* **Stored rows**
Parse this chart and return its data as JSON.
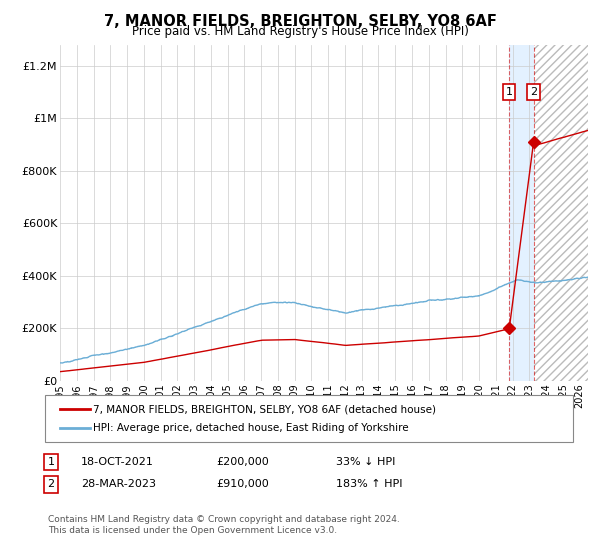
{
  "title": "7, MANOR FIELDS, BREIGHTON, SELBY, YO8 6AF",
  "subtitle": "Price paid vs. HM Land Registry's House Price Index (HPI)",
  "xlim_start": 1995.0,
  "xlim_end": 2026.5,
  "ylim_min": 0,
  "ylim_max": 1280000,
  "yticks": [
    0,
    200000,
    400000,
    600000,
    800000,
    1000000,
    1200000
  ],
  "ytick_labels": [
    "£0",
    "£200K",
    "£400K",
    "£600K",
    "£800K",
    "£1M",
    "£1.2M"
  ],
  "xticks": [
    1995,
    1996,
    1997,
    1998,
    1999,
    2000,
    2001,
    2002,
    2003,
    2004,
    2005,
    2006,
    2007,
    2008,
    2009,
    2010,
    2011,
    2012,
    2013,
    2014,
    2015,
    2016,
    2017,
    2018,
    2019,
    2020,
    2021,
    2022,
    2023,
    2024,
    2025,
    2026
  ],
  "hpi_color": "#6baed6",
  "price_color": "#cc0000",
  "marker_color": "#cc0000",
  "grid_color": "#cccccc",
  "bg_color": "#ffffff",
  "sale1_x": 2021.8,
  "sale1_y": 200000,
  "sale2_x": 2023.25,
  "sale2_y": 910000,
  "sale1_label": "1",
  "sale2_label": "2",
  "sale1_date": "18-OCT-2021",
  "sale1_price": "£200,000",
  "sale1_hpi": "33% ↓ HPI",
  "sale2_date": "28-MAR-2023",
  "sale2_price": "£910,000",
  "sale2_hpi": "183% ↑ HPI",
  "legend_label1": "7, MANOR FIELDS, BREIGHTON, SELBY, YO8 6AF (detached house)",
  "legend_label2": "HPI: Average price, detached house, East Riding of Yorkshire",
  "footnote": "Contains HM Land Registry data © Crown copyright and database right 2024.\nThis data is licensed under the Open Government Licence v3.0.",
  "shaded_region_start": 2021.8,
  "shaded_region_end": 2023.25,
  "hatch_region_start": 2023.25,
  "hatch_region_end": 2026.5
}
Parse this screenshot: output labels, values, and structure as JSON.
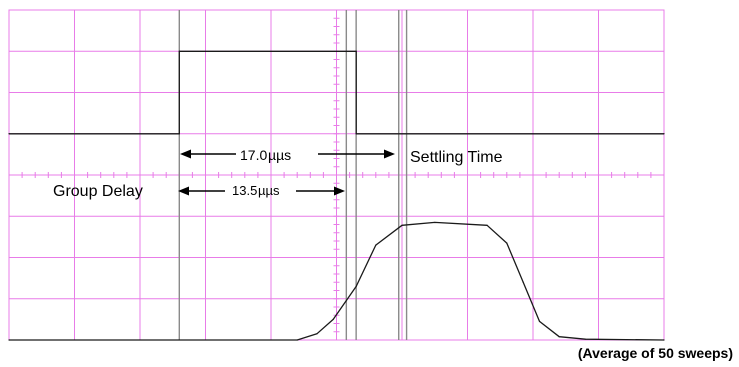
{
  "colors": {
    "grid": "#e87ce8",
    "trace": "#1a1a1a",
    "cursor": "#8a8a8a",
    "background": "#ffffff"
  },
  "chart_data": {
    "type": "line",
    "title": "",
    "xlabel": "",
    "ylabel": "",
    "grid": true,
    "x_divisions": 10,
    "y_divisions": 8,
    "xlim": [
      0,
      10
    ],
    "ylim": [
      0,
      8
    ],
    "series": [
      {
        "x": [
          0,
          2.6,
          2.6,
          5.3,
          5.3,
          10
        ],
        "y": [
          5.0,
          5.0,
          7.0,
          7.0,
          5.0,
          5.0
        ]
      },
      {
        "x": [
          0,
          4.4,
          4.7,
          4.95,
          5.3,
          5.6,
          6.0,
          6.5,
          7.3,
          7.6,
          7.85,
          8.1,
          8.4,
          8.8,
          10
        ],
        "y": [
          0.0,
          0.0,
          0.15,
          0.5,
          1.3,
          2.3,
          2.78,
          2.85,
          2.78,
          2.35,
          1.4,
          0.45,
          0.08,
          0.02,
          0.0
        ]
      }
    ],
    "cursors_x": [
      2.6,
      5.15,
      5.3,
      5.95,
      6.07
    ],
    "annotations": {
      "settling_value": "17.0",
      "settling_unit": "µµs",
      "settling_label": "Settling Time",
      "group_label": "Group Delay",
      "group_value": "13.5",
      "group_unit": "µµs",
      "footnote": "(Average of 50 sweeps)"
    }
  }
}
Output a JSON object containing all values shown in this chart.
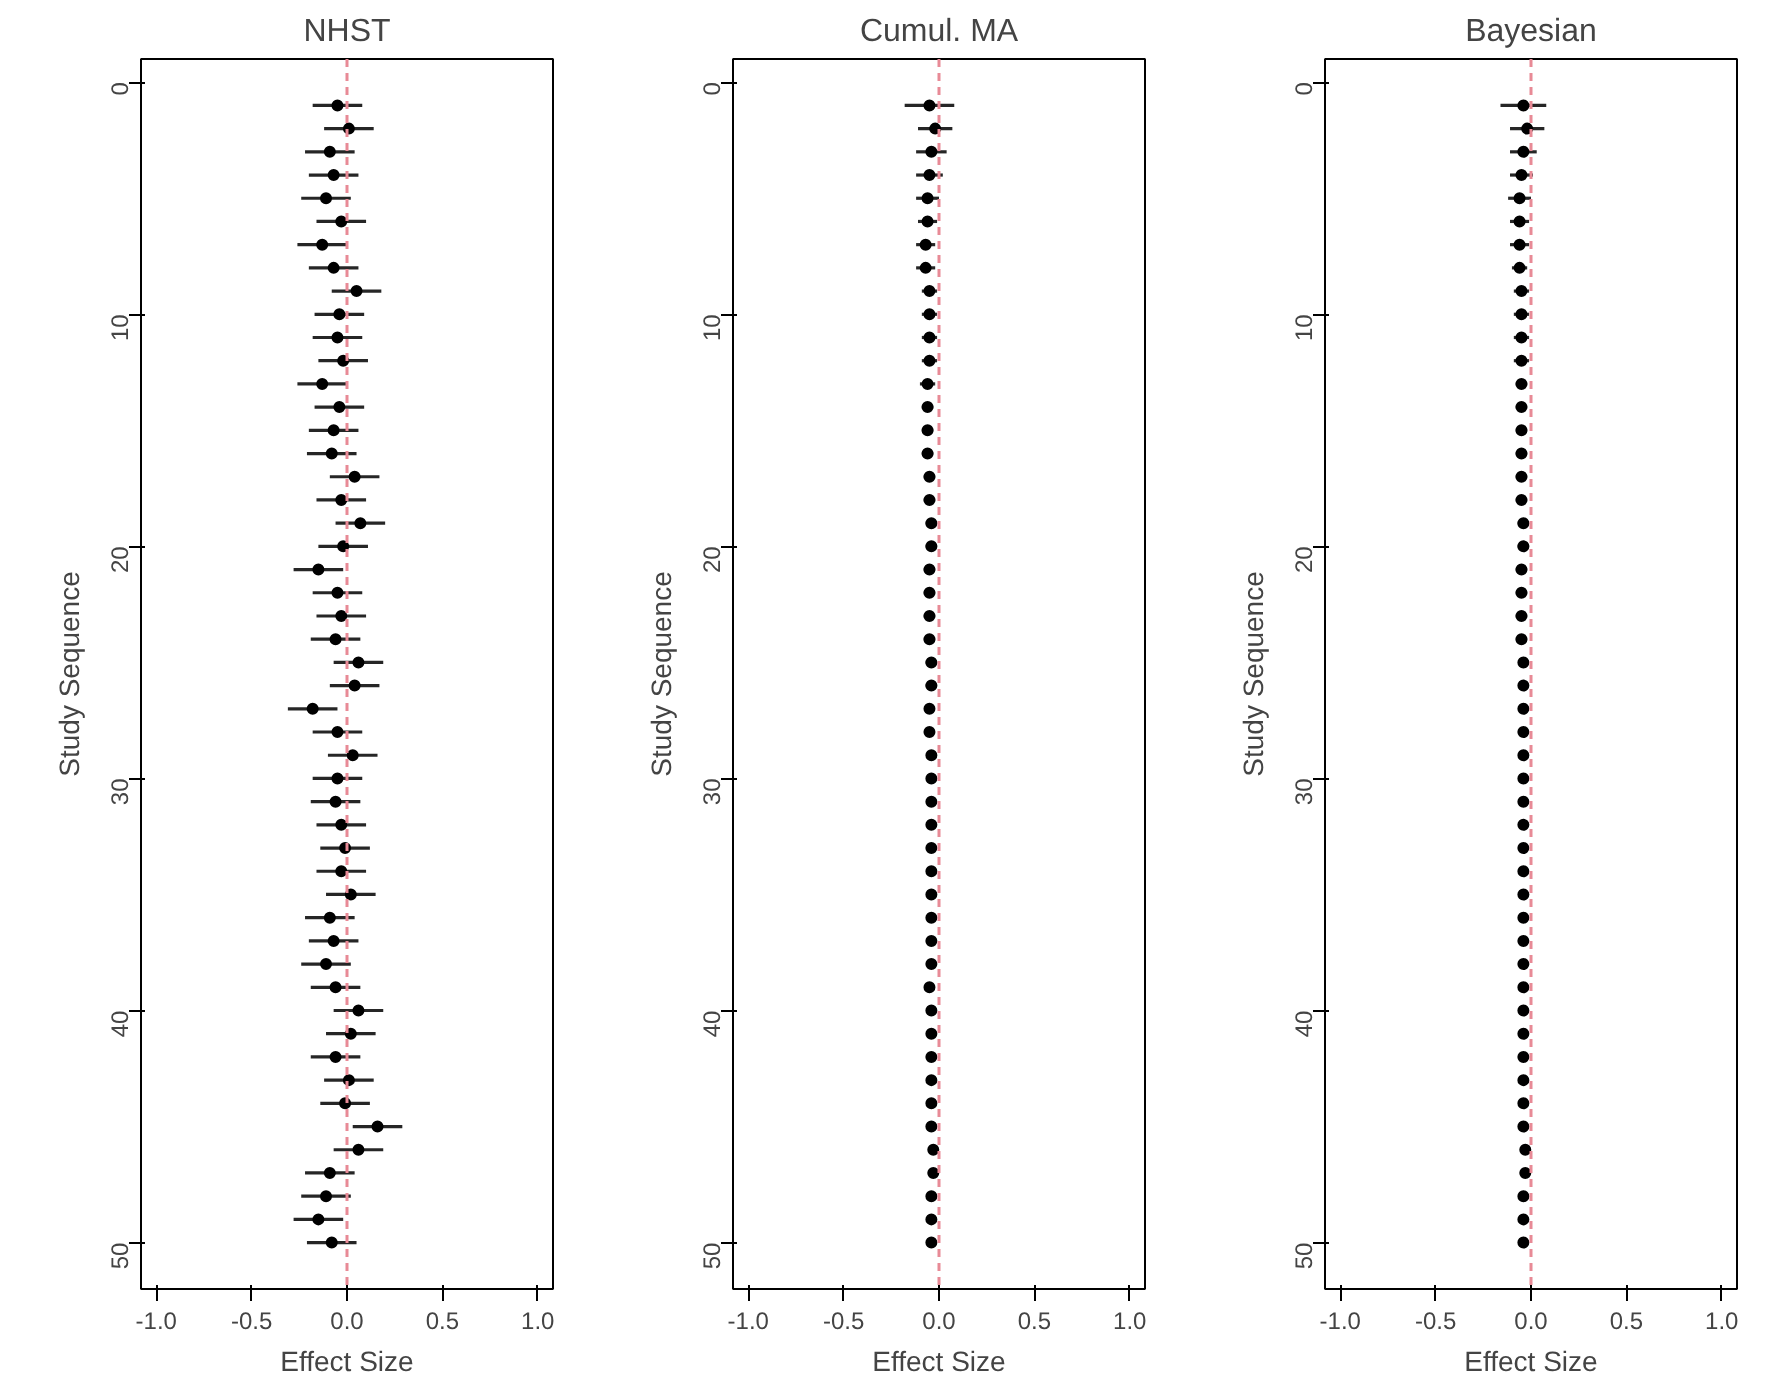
{
  "chart_data": [
    {
      "type": "scatter",
      "title": "NHST",
      "xlabel": "Effect Size",
      "ylabel": "Study Sequence",
      "marker": "circle",
      "grid": false,
      "xlim": [
        -1.08,
        1.08
      ],
      "ylim": [
        52,
        -1
      ],
      "xticks": [
        {
          "value": -1,
          "label": "-1.0"
        },
        {
          "value": -0.5,
          "label": "-0.5"
        },
        {
          "value": 0,
          "label": "0.0"
        },
        {
          "value": 0.5,
          "label": "0.5"
        },
        {
          "value": 1,
          "label": "1.0"
        }
      ],
      "yticks": [
        0,
        10,
        20,
        30,
        40,
        50
      ],
      "ref_lines": [
        {
          "axis": "x",
          "value": 0,
          "label": null,
          "color": "#e88a96",
          "line_style": "dashed"
        }
      ],
      "series": [
        {
          "color": "#000000",
          "x": [
            -0.05,
            0.01,
            -0.09,
            -0.07,
            -0.11,
            -0.03,
            -0.13,
            -0.07,
            0.05,
            -0.04,
            -0.05,
            -0.02,
            -0.13,
            -0.04,
            -0.07,
            -0.08,
            0.04,
            -0.03,
            0.07,
            -0.02,
            -0.15,
            -0.05,
            -0.03,
            -0.06,
            0.06,
            0.04,
            -0.18,
            -0.05,
            0.03,
            -0.05,
            -0.06,
            -0.03,
            -0.01,
            -0.03,
            0.02,
            -0.09,
            -0.07,
            -0.11,
            -0.06,
            0.06,
            0.02,
            -0.06,
            0.01,
            -0.01,
            0.16,
            0.06,
            -0.09,
            -0.11,
            -0.15,
            -0.08
          ],
          "values": [
            1,
            2,
            3,
            4,
            5,
            6,
            7,
            8,
            9,
            10,
            11,
            12,
            13,
            14,
            15,
            16,
            17,
            18,
            19,
            20,
            21,
            22,
            23,
            24,
            25,
            26,
            27,
            28,
            29,
            30,
            31,
            32,
            33,
            34,
            35,
            36,
            37,
            38,
            39,
            40,
            41,
            42,
            43,
            44,
            45,
            46,
            47,
            48,
            49,
            50
          ],
          "xerrors": [
            0.13,
            0.13,
            0.13,
            0.13,
            0.13,
            0.13,
            0.13,
            0.13,
            0.13,
            0.13,
            0.13,
            0.13,
            0.13,
            0.13,
            0.13,
            0.13,
            0.13,
            0.13,
            0.13,
            0.13,
            0.13,
            0.13,
            0.13,
            0.13,
            0.13,
            0.13,
            0.13,
            0.13,
            0.13,
            0.13,
            0.13,
            0.13,
            0.13,
            0.13,
            0.13,
            0.13,
            0.13,
            0.13,
            0.13,
            0.13,
            0.13,
            0.13,
            0.13,
            0.13,
            0.13,
            0.13,
            0.13,
            0.13,
            0.13,
            0.13
          ]
        }
      ]
    },
    {
      "type": "scatter",
      "title": "Cumul. MA",
      "xlabel": "Effect Size",
      "ylabel": "Study Sequence",
      "marker": "circle",
      "grid": false,
      "xlim": [
        -1.08,
        1.08
      ],
      "ylim": [
        52,
        -1
      ],
      "xticks": [
        {
          "value": -1,
          "label": "-1.0"
        },
        {
          "value": -0.5,
          "label": "-0.5"
        },
        {
          "value": 0,
          "label": "0.0"
        },
        {
          "value": 0.5,
          "label": "0.5"
        },
        {
          "value": 1,
          "label": "1.0"
        }
      ],
      "yticks": [
        0,
        10,
        20,
        30,
        40,
        50
      ],
      "ref_lines": [
        {
          "axis": "x",
          "value": 0,
          "label": null,
          "color": "#e88a96",
          "line_style": "dashed"
        }
      ],
      "series": [
        {
          "color": "#000000",
          "x": [
            -0.05,
            -0.02,
            -0.04,
            -0.05,
            -0.06,
            -0.06,
            -0.07,
            -0.07,
            -0.05,
            -0.05,
            -0.05,
            -0.05,
            -0.06,
            -0.06,
            -0.06,
            -0.06,
            -0.05,
            -0.05,
            -0.04,
            -0.04,
            -0.05,
            -0.05,
            -0.05,
            -0.05,
            -0.04,
            -0.04,
            -0.05,
            -0.05,
            -0.04,
            -0.04,
            -0.04,
            -0.04,
            -0.04,
            -0.04,
            -0.04,
            -0.04,
            -0.04,
            -0.04,
            -0.05,
            -0.04,
            -0.04,
            -0.04,
            -0.04,
            -0.04,
            -0.04,
            -0.03,
            -0.03,
            -0.04,
            -0.04,
            -0.04
          ],
          "values": [
            1,
            2,
            3,
            4,
            5,
            6,
            7,
            8,
            9,
            10,
            11,
            12,
            13,
            14,
            15,
            16,
            17,
            18,
            19,
            20,
            21,
            22,
            23,
            24,
            25,
            26,
            27,
            28,
            29,
            30,
            31,
            32,
            33,
            34,
            35,
            36,
            37,
            38,
            39,
            40,
            41,
            42,
            43,
            44,
            45,
            46,
            47,
            48,
            49,
            50
          ],
          "xerrors": [
            0.13,
            0.09,
            0.08,
            0.07,
            0.06,
            0.05,
            0.05,
            0.05,
            0.04,
            0.04,
            0.04,
            0.04,
            0.04,
            0.03,
            0.03,
            0.03,
            0.03,
            0.03,
            0.03,
            0.03,
            0.03,
            0.03,
            0.03,
            0.03,
            0.03,
            0.03,
            0.02,
            0.02,
            0.02,
            0.02,
            0.02,
            0.02,
            0.02,
            0.02,
            0.02,
            0.02,
            0.02,
            0.02,
            0.02,
            0.02,
            0.02,
            0.02,
            0.02,
            0.02,
            0.02,
            0.02,
            0.02,
            0.02,
            0.02,
            0.02
          ]
        }
      ]
    },
    {
      "type": "scatter",
      "title": "Bayesian",
      "xlabel": "Effect Size",
      "ylabel": "Study Sequence",
      "marker": "circle",
      "grid": false,
      "xlim": [
        -1.08,
        1.08
      ],
      "ylim": [
        52,
        -1
      ],
      "xticks": [
        {
          "value": -1,
          "label": "-1.0"
        },
        {
          "value": -0.5,
          "label": "-0.5"
        },
        {
          "value": 0,
          "label": "0.0"
        },
        {
          "value": 0.5,
          "label": "0.5"
        },
        {
          "value": 1,
          "label": "1.0"
        }
      ],
      "yticks": [
        0,
        10,
        20,
        30,
        40,
        50
      ],
      "ref_lines": [
        {
          "axis": "x",
          "value": 0,
          "label": null,
          "color": "#e88a96",
          "line_style": "dashed"
        }
      ],
      "series": [
        {
          "color": "#000000",
          "x": [
            -0.04,
            -0.02,
            -0.04,
            -0.05,
            -0.06,
            -0.06,
            -0.06,
            -0.06,
            -0.05,
            -0.05,
            -0.05,
            -0.05,
            -0.05,
            -0.05,
            -0.05,
            -0.05,
            -0.05,
            -0.05,
            -0.04,
            -0.04,
            -0.05,
            -0.05,
            -0.05,
            -0.05,
            -0.04,
            -0.04,
            -0.04,
            -0.04,
            -0.04,
            -0.04,
            -0.04,
            -0.04,
            -0.04,
            -0.04,
            -0.04,
            -0.04,
            -0.04,
            -0.04,
            -0.04,
            -0.04,
            -0.04,
            -0.04,
            -0.04,
            -0.04,
            -0.04,
            -0.03,
            -0.03,
            -0.04,
            -0.04,
            -0.04
          ],
          "values": [
            1,
            2,
            3,
            4,
            5,
            6,
            7,
            8,
            9,
            10,
            11,
            12,
            13,
            14,
            15,
            16,
            17,
            18,
            19,
            20,
            21,
            22,
            23,
            24,
            25,
            26,
            27,
            28,
            29,
            30,
            31,
            32,
            33,
            34,
            35,
            36,
            37,
            38,
            39,
            40,
            41,
            42,
            43,
            44,
            45,
            46,
            47,
            48,
            49,
            50
          ],
          "xerrors": [
            0.12,
            0.09,
            0.07,
            0.06,
            0.06,
            0.05,
            0.05,
            0.04,
            0.04,
            0.04,
            0.04,
            0.04,
            0.03,
            0.03,
            0.03,
            0.03,
            0.03,
            0.03,
            0.03,
            0.03,
            0.03,
            0.03,
            0.03,
            0.03,
            0.02,
            0.02,
            0.02,
            0.02,
            0.02,
            0.02,
            0.02,
            0.02,
            0.02,
            0.02,
            0.02,
            0.02,
            0.02,
            0.02,
            0.02,
            0.02,
            0.02,
            0.02,
            0.02,
            0.02,
            0.02,
            0.02,
            0.02,
            0.02,
            0.02,
            0.02
          ]
        }
      ]
    }
  ]
}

* **Short exercise**
Read through the entries and copy every line that includes "Parse".

* **Solution to this problem**
Parse this chart and return its data as JSON.
Parse this screenshot: output labels, values, and structure as JSON.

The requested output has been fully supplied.